### Exercise
Provide only the number of lines in the data below that contain the string "type".

### Figure collection entries
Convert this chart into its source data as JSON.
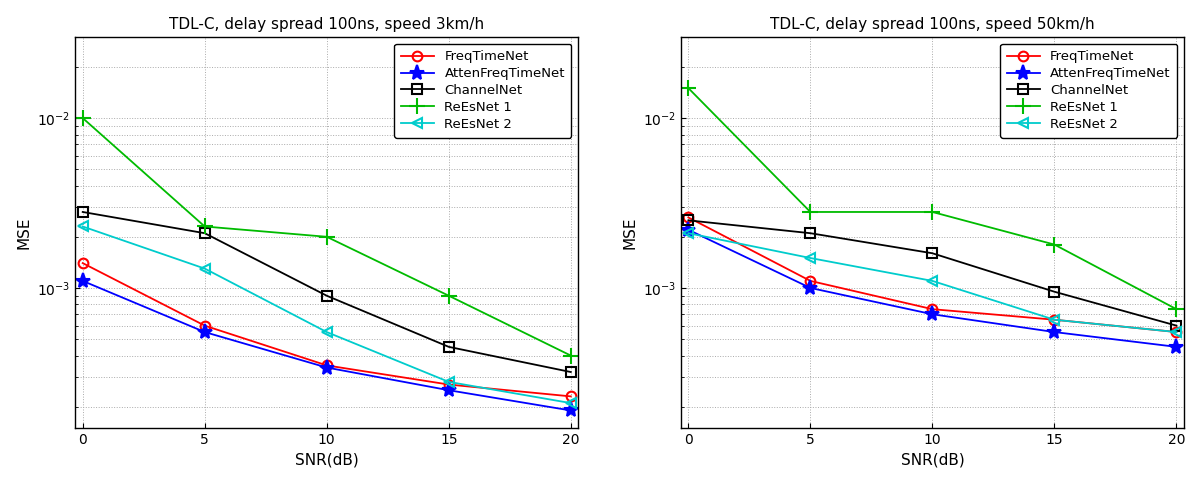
{
  "snr": [
    0,
    5,
    10,
    15,
    20
  ],
  "plot1": {
    "title": "TDL-C, delay spread 100ns, speed 3km/h",
    "FreqTimeNet": [
      0.0014,
      0.0006,
      0.00035,
      0.00027,
      0.00023
    ],
    "AttenFreqTimeNet": [
      0.0011,
      0.00055,
      0.00034,
      0.00025,
      0.00019
    ],
    "ChannelNet": [
      0.0028,
      0.0021,
      0.0009,
      0.00045,
      0.00032
    ],
    "ReEsNet1": [
      0.01,
      0.0023,
      0.002,
      0.0009,
      0.0004
    ],
    "ReEsNet2": [
      0.0023,
      0.0013,
      0.00055,
      0.00028,
      0.00021
    ]
  },
  "plot2": {
    "title": "TDL-C, delay spread 100ns, speed 50km/h",
    "FreqTimeNet": [
      0.0026,
      0.0011,
      0.00075,
      0.00065,
      0.00055
    ],
    "AttenFreqTimeNet": [
      0.0022,
      0.001,
      0.0007,
      0.00055,
      0.00045
    ],
    "ChannelNet": [
      0.0025,
      0.0021,
      0.0016,
      0.00095,
      0.0006
    ],
    "ReEsNet1": [
      0.015,
      0.0028,
      0.0028,
      0.0018,
      0.00075
    ],
    "ReEsNet2": [
      0.0021,
      0.0015,
      0.0011,
      0.00065,
      0.00055
    ]
  },
  "colors": {
    "FreqTimeNet": "#ff0000",
    "AttenFreqTimeNet": "#0000ff",
    "ChannelNet": "#000000",
    "ReEsNet1": "#00bb00",
    "ReEsNet2": "#00cccc"
  },
  "markers": {
    "FreqTimeNet": "o",
    "AttenFreqTimeNet": "*",
    "ChannelNet": "s",
    "ReEsNet1": "+",
    "ReEsNet2": "<"
  },
  "markersizes": {
    "FreqTimeNet": 7,
    "AttenFreqTimeNet": 11,
    "ChannelNet": 7,
    "ReEsNet1": 11,
    "ReEsNet2": 7
  },
  "xlabel": "SNR(dB)",
  "ylabel": "MSE",
  "ylim": [
    0.00015,
    0.03
  ],
  "xlim": [
    -0.3,
    20.3
  ],
  "xticks": [
    0,
    5,
    10,
    15,
    20
  ],
  "legend_labels": [
    "FreqTimeNet",
    "AttenFreqTimeNet",
    "ChannelNet",
    "ReEsNet 1",
    "ReEsNet 2"
  ],
  "legend_keys": [
    "FreqTimeNet",
    "AttenFreqTimeNet",
    "ChannelNet",
    "ReEsNet1",
    "ReEsNet2"
  ],
  "background_color": "#ffffff",
  "grid_color": "#aaaaaa"
}
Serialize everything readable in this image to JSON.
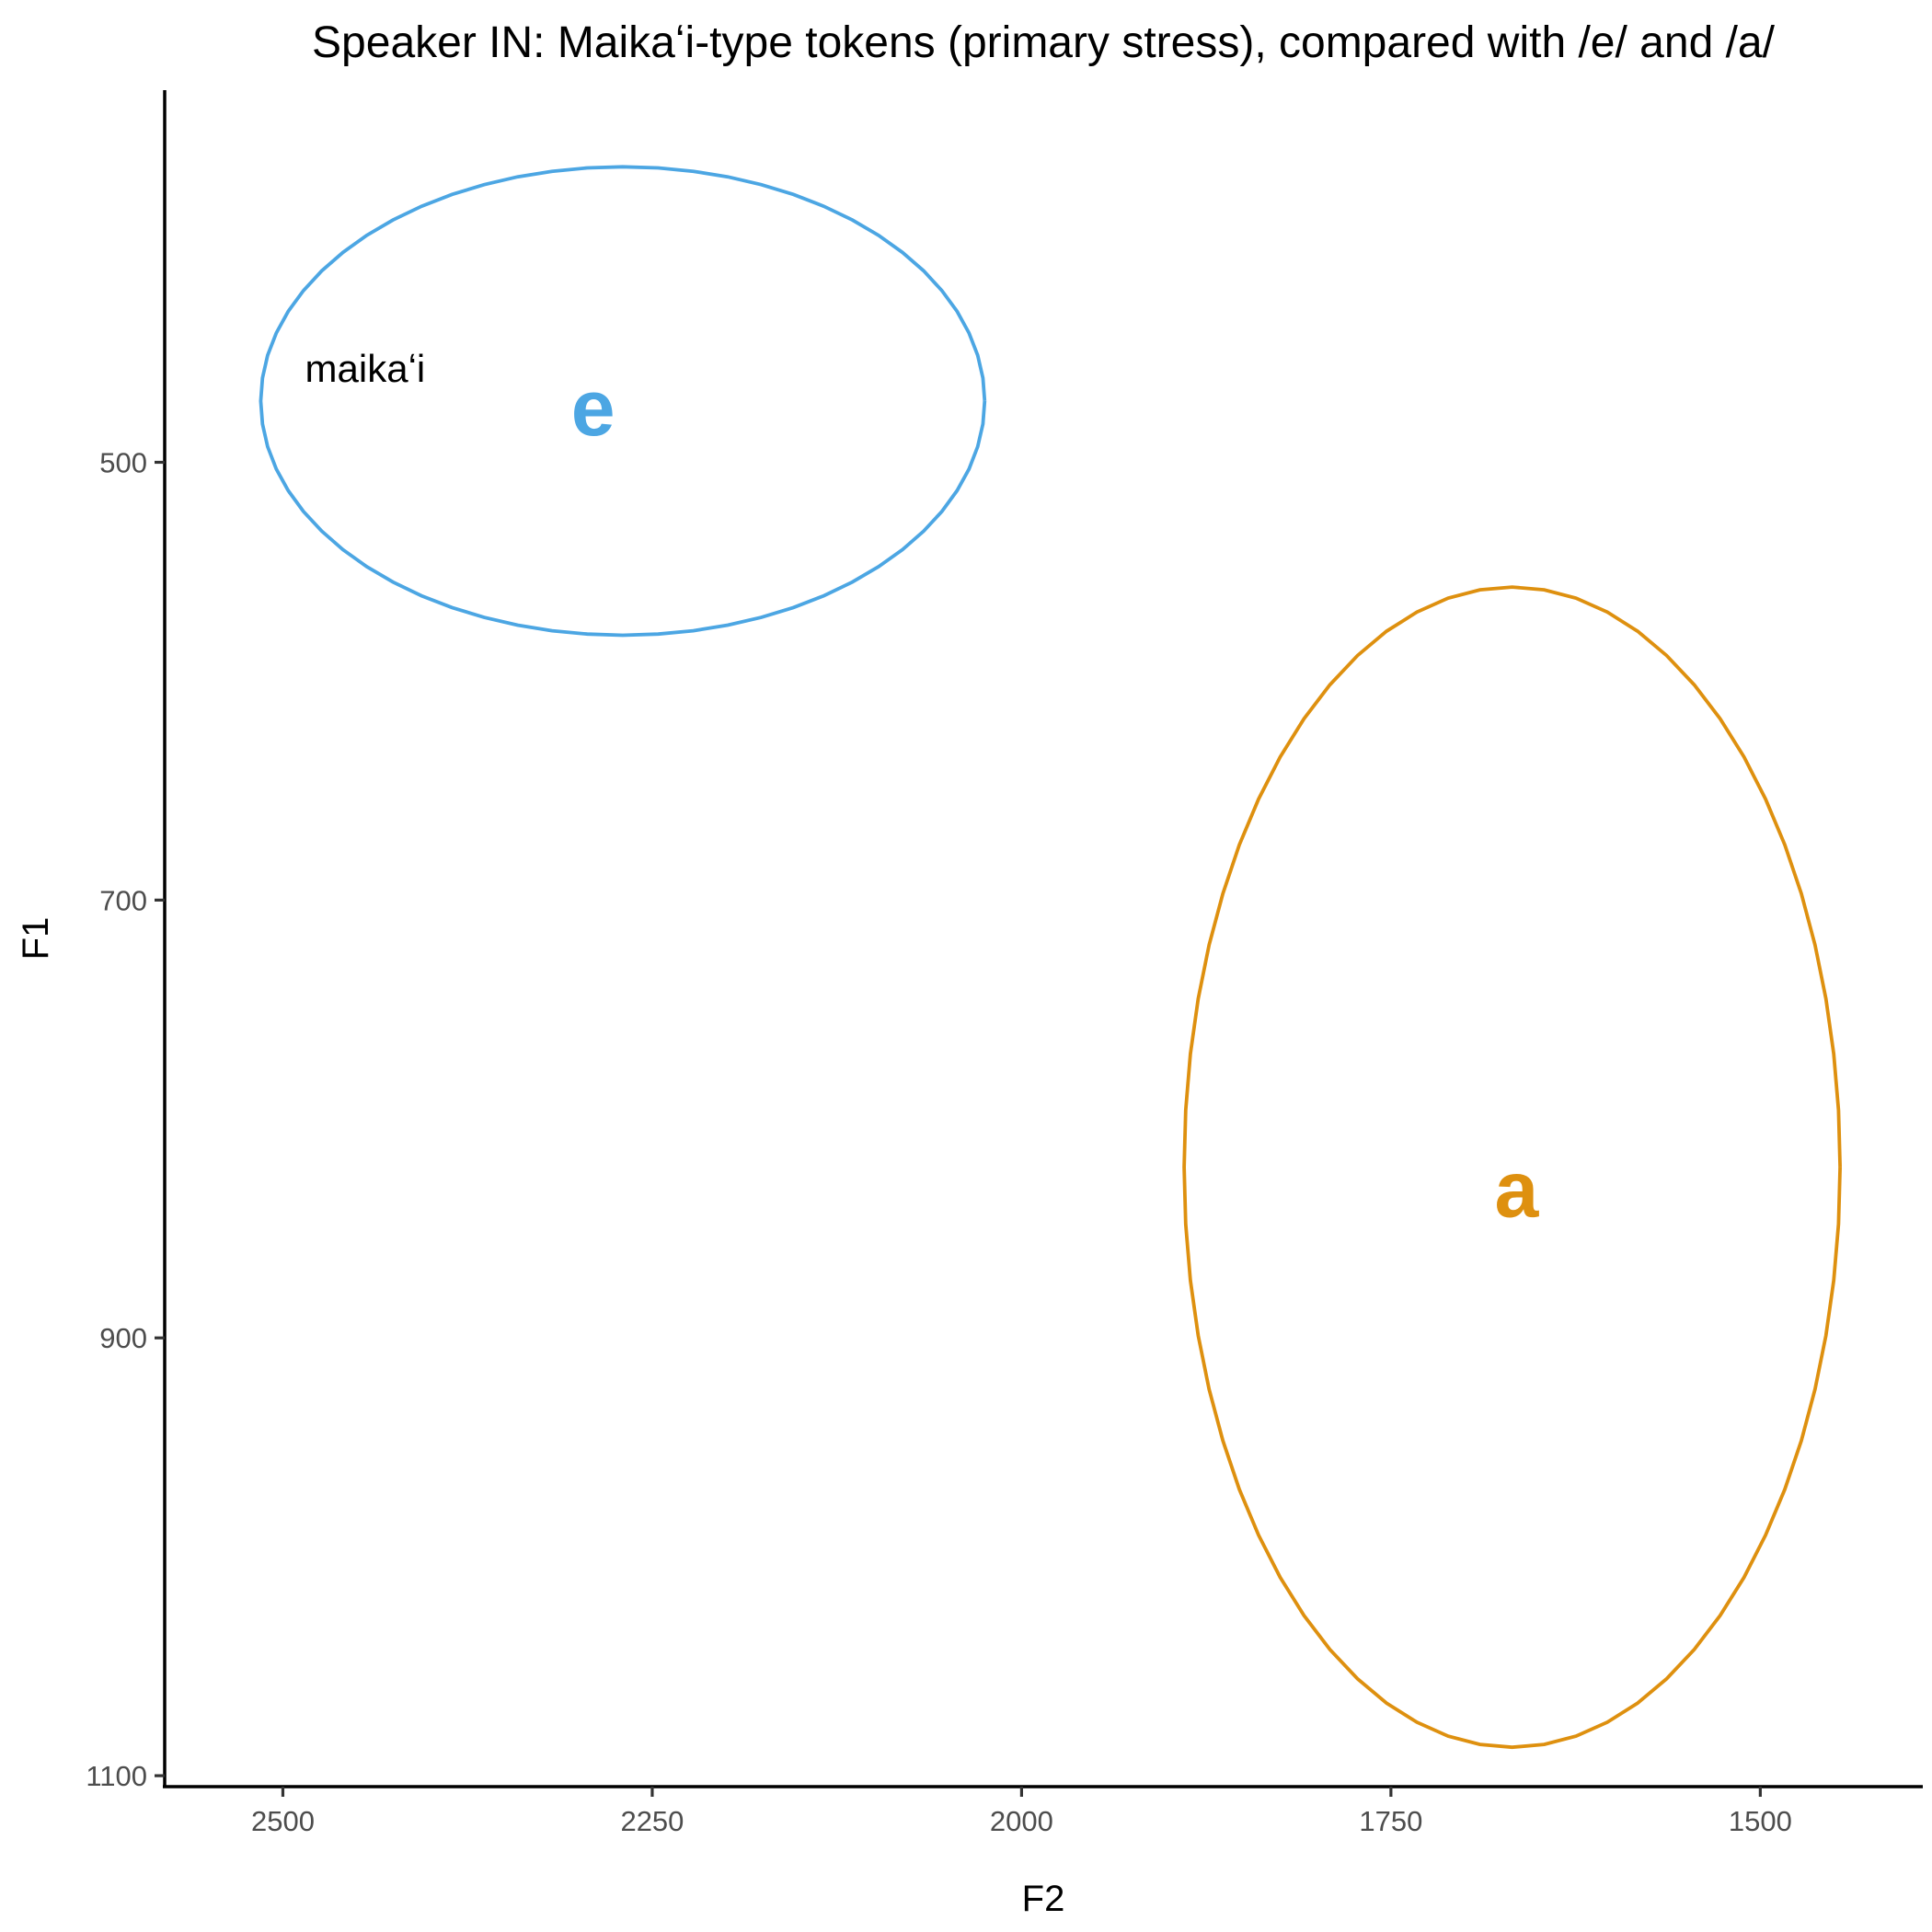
{
  "chart_data": {
    "type": "scatter",
    "title": "Speaker IN: Maikaʻi-type tokens (primary stress), compared with /e/ and /a/",
    "xlabel": "F2",
    "ylabel": "F1",
    "x_reversed": true,
    "y_reversed": true,
    "xlim": [
      2580,
      1390
    ],
    "ylim": [
      330,
      1105
    ],
    "x_ticks": [
      2500,
      2250,
      2000,
      1750,
      1500
    ],
    "y_ticks": [
      500,
      700,
      900,
      1100
    ],
    "grid": false,
    "legend": "none",
    "series": [
      {
        "name": "e",
        "color": "#4CA6E3",
        "mean": {
          "x": 2290,
          "y": 475
        },
        "ellipse": {
          "center": {
            "x": 2270,
            "y": 472
          },
          "rx_units": 245,
          "ry_units": 107
        }
      },
      {
        "name": "a",
        "color": "#DE900F",
        "mean": {
          "x": 1665,
          "y": 832
        },
        "ellipse": {
          "center": {
            "x": 1668,
            "y": 822
          },
          "rx_units": 222,
          "ry_units": 265
        }
      }
    ],
    "annotations": [
      {
        "text": "maikaʻi",
        "x": 2485,
        "y": 457
      }
    ]
  }
}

### Result
2